Dataset items
========
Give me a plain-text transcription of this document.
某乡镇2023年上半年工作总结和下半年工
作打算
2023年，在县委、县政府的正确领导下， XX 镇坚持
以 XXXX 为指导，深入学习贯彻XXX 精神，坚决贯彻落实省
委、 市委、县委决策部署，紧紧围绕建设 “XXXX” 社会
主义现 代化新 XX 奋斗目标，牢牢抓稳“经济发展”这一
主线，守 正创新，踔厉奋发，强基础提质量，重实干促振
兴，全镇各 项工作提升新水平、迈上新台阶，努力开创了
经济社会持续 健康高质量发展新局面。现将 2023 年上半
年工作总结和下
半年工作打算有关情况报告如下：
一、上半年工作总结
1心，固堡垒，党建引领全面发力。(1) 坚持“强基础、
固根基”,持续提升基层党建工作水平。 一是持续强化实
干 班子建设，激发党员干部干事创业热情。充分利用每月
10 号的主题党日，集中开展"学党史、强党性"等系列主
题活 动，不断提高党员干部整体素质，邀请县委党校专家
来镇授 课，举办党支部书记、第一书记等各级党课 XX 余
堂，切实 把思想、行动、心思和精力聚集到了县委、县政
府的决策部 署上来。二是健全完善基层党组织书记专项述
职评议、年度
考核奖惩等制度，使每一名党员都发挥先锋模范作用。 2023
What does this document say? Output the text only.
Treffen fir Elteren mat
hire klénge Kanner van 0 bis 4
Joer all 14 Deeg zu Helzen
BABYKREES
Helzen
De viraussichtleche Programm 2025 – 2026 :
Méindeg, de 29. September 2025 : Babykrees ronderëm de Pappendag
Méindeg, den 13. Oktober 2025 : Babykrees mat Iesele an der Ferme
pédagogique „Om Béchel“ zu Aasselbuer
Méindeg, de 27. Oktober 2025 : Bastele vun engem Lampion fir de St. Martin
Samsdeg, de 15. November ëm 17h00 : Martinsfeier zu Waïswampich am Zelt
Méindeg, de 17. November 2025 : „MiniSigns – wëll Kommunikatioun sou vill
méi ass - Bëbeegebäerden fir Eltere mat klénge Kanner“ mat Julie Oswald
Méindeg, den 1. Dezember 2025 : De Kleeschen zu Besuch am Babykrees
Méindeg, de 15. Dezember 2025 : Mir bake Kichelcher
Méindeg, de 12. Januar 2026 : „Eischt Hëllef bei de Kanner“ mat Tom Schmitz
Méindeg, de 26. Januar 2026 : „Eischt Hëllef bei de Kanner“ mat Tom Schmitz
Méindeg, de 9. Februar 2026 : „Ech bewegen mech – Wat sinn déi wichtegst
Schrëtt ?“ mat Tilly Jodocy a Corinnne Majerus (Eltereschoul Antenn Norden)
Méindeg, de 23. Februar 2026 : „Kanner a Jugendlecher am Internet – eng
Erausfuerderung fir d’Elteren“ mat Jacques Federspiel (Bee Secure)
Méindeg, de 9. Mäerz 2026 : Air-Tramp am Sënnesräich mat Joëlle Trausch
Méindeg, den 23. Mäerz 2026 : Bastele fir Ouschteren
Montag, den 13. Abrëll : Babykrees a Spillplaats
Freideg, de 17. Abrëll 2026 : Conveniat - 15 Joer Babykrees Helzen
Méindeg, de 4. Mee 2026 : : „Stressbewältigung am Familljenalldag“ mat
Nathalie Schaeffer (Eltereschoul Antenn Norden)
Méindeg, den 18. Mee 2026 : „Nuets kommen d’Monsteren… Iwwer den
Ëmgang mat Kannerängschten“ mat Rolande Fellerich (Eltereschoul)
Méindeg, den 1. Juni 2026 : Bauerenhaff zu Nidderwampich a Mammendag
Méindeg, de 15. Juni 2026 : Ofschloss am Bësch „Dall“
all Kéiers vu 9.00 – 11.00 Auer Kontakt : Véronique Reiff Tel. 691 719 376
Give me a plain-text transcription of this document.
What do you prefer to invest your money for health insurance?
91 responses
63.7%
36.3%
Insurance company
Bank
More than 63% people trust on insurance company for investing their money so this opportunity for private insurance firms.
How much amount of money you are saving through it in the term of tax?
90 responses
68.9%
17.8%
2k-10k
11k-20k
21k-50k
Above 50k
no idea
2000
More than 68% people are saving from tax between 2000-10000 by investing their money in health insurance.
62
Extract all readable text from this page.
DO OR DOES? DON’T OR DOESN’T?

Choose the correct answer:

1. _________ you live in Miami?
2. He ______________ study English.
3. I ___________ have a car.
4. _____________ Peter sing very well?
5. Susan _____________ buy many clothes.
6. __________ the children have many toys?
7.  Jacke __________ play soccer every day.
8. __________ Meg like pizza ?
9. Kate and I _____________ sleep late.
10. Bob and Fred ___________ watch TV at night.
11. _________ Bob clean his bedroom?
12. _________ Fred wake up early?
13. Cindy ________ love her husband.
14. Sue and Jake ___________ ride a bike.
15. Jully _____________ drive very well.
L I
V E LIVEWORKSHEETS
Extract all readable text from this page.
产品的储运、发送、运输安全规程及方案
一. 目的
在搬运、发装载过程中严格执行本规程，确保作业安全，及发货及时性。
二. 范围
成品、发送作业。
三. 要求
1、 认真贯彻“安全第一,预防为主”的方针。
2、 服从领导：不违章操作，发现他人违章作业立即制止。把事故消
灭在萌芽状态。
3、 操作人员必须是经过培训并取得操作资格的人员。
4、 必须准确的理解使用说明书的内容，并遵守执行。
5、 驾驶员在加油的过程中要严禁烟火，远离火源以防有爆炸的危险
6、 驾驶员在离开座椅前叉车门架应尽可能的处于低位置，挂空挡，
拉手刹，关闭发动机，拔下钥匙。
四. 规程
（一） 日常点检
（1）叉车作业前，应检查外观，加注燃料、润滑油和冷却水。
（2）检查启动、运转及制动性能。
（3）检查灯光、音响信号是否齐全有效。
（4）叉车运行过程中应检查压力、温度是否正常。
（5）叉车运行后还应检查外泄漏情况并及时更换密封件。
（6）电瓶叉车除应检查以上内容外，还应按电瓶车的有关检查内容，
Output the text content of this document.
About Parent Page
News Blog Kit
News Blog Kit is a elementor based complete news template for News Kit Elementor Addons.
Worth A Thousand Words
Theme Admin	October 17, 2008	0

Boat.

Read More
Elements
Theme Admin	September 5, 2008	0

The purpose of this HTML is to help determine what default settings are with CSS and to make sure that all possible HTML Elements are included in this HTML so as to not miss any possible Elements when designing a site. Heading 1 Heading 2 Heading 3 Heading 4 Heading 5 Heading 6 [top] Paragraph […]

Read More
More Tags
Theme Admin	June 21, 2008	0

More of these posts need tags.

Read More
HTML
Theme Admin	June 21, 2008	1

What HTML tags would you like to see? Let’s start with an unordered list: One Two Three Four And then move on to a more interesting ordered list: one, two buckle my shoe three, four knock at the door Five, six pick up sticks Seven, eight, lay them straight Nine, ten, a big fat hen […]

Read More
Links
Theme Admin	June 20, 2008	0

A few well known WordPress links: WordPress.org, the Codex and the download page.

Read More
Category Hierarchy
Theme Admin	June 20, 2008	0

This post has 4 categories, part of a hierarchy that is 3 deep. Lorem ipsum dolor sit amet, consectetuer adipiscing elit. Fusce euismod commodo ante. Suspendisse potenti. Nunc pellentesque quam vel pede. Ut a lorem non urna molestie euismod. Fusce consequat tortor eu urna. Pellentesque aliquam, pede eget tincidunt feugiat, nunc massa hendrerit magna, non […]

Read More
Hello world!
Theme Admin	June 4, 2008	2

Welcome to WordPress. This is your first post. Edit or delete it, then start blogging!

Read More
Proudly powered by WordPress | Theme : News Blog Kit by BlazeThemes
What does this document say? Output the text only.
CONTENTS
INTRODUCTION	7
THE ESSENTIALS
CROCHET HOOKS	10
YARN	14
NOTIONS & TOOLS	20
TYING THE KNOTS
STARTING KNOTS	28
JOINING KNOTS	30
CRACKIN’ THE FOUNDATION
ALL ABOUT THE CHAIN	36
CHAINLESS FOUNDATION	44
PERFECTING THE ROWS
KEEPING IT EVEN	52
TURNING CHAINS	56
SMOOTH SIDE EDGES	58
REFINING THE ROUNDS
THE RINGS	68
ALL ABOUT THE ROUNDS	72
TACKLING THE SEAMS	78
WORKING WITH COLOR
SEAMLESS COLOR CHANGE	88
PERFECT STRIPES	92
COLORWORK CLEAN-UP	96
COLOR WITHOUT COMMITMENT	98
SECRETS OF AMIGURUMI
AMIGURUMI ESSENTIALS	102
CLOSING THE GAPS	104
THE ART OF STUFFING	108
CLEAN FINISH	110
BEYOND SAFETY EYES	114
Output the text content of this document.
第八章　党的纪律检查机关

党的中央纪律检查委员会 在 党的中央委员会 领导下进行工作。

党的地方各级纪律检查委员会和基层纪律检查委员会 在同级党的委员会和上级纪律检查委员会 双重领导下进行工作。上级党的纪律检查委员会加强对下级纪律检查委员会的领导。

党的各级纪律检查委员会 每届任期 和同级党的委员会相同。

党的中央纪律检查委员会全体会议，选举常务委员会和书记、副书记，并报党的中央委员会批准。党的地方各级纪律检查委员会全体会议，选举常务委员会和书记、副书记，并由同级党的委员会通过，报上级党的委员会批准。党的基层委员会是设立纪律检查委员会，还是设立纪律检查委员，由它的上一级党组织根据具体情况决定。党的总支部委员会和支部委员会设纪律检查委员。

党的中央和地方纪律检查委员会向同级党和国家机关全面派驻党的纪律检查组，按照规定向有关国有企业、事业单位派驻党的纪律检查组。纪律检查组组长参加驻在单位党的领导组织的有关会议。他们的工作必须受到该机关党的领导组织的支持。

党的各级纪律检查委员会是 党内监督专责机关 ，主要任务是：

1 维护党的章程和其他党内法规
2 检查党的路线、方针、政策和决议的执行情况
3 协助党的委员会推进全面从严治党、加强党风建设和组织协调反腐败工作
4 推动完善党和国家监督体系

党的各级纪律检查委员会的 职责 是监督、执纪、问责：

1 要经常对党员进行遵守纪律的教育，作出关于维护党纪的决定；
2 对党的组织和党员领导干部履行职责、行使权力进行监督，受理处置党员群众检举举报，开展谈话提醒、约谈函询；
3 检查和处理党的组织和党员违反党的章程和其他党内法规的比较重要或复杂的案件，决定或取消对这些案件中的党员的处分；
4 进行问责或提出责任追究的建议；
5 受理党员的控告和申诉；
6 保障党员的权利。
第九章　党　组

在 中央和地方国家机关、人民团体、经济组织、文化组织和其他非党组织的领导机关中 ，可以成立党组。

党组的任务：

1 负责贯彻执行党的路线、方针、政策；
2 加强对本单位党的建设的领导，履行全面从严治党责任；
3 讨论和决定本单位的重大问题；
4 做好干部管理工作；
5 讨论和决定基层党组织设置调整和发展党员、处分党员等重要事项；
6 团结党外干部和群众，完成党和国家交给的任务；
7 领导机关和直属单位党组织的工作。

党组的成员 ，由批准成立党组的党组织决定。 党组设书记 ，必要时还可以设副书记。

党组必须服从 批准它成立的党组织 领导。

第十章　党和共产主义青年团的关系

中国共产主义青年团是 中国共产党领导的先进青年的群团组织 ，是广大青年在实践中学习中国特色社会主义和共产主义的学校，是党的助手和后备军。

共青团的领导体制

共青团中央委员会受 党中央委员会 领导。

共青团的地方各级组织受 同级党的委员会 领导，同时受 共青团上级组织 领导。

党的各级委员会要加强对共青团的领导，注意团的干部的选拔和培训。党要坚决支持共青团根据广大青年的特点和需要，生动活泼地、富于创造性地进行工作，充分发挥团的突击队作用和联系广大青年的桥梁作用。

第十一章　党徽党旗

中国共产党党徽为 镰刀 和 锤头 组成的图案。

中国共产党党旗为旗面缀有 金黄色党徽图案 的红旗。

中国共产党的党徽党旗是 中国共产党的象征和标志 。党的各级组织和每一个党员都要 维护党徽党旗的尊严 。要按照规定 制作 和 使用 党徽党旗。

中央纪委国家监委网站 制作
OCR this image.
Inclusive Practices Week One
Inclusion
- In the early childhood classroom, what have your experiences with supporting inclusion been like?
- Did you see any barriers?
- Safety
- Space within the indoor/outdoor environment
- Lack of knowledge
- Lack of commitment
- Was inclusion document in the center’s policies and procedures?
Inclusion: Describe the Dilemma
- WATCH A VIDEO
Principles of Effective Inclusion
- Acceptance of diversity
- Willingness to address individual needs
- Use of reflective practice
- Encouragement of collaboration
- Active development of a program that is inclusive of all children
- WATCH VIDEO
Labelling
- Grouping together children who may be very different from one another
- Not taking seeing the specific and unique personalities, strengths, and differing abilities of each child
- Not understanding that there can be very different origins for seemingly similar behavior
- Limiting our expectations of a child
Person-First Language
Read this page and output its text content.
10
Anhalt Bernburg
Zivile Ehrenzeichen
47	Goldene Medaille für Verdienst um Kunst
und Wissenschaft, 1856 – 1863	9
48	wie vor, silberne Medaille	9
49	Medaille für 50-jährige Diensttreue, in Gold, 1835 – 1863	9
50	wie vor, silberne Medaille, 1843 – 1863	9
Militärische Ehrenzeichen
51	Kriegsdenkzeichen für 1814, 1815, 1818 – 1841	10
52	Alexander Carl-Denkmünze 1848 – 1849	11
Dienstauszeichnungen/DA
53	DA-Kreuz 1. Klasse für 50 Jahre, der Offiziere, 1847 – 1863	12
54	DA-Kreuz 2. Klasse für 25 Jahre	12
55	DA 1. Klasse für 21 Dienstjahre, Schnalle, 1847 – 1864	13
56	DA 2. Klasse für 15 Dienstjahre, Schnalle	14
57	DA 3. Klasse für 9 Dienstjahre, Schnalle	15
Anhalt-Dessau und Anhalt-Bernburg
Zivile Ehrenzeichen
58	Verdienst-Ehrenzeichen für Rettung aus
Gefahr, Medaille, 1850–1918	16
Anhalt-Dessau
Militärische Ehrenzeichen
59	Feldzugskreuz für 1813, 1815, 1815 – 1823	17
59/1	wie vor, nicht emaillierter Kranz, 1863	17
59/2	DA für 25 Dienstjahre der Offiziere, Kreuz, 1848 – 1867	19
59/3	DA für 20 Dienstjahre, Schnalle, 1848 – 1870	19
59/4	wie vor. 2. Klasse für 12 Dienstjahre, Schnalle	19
========
§ EXERCISE
Identify the lines that hold the word "investing". Copy every one of them.

§ FULL ANSWER
More than 63% people trust on insurance company for investing their money so this opportunity for private insurance firms.
More than 68% people are saving from tax between 2000-10000 by investing their money in health insurance.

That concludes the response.